* _Directive_
Gather each line of the entries below that includes "Nota".

* _Supplied data_
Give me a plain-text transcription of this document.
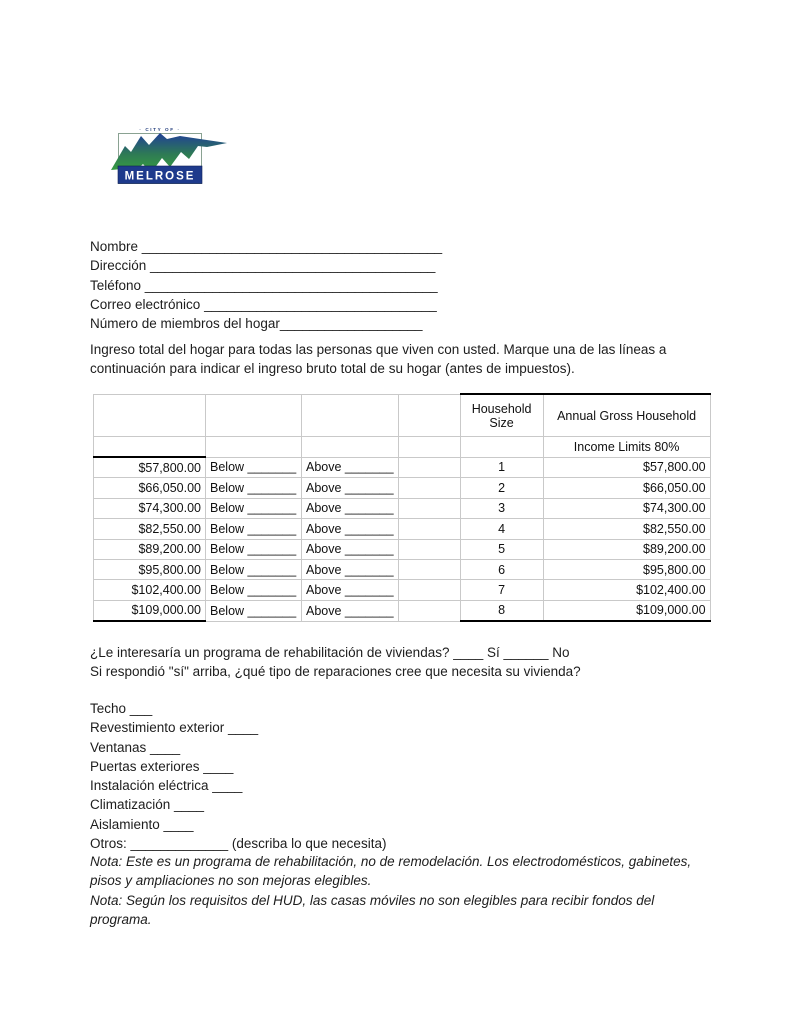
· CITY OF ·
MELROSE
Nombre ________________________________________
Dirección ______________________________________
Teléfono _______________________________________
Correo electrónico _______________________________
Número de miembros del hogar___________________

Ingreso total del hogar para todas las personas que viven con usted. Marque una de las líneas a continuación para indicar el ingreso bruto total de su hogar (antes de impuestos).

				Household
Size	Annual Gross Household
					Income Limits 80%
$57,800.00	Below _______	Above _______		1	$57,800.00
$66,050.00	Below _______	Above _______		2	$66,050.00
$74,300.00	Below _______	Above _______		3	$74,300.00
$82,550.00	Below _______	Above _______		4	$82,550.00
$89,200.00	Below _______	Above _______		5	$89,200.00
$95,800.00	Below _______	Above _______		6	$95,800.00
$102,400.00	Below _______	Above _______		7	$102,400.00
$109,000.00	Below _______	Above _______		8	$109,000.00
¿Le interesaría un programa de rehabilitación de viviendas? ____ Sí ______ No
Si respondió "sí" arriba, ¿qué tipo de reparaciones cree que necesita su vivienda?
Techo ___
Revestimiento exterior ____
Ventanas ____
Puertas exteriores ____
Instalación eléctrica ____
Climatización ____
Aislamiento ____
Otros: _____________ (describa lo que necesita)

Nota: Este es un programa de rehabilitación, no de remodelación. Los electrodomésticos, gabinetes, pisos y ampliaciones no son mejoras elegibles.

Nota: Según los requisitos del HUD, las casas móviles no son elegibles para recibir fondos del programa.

* _Output of the task_
Nota: Este es un programa de rehabilitación, no de remodelación. Los electrodomésticos, gabinetes, pisos y ampliaciones no son mejoras elegibles.
Nota: Según los requisitos del HUD, las casas móviles no son elegibles para recibir fondos del programa.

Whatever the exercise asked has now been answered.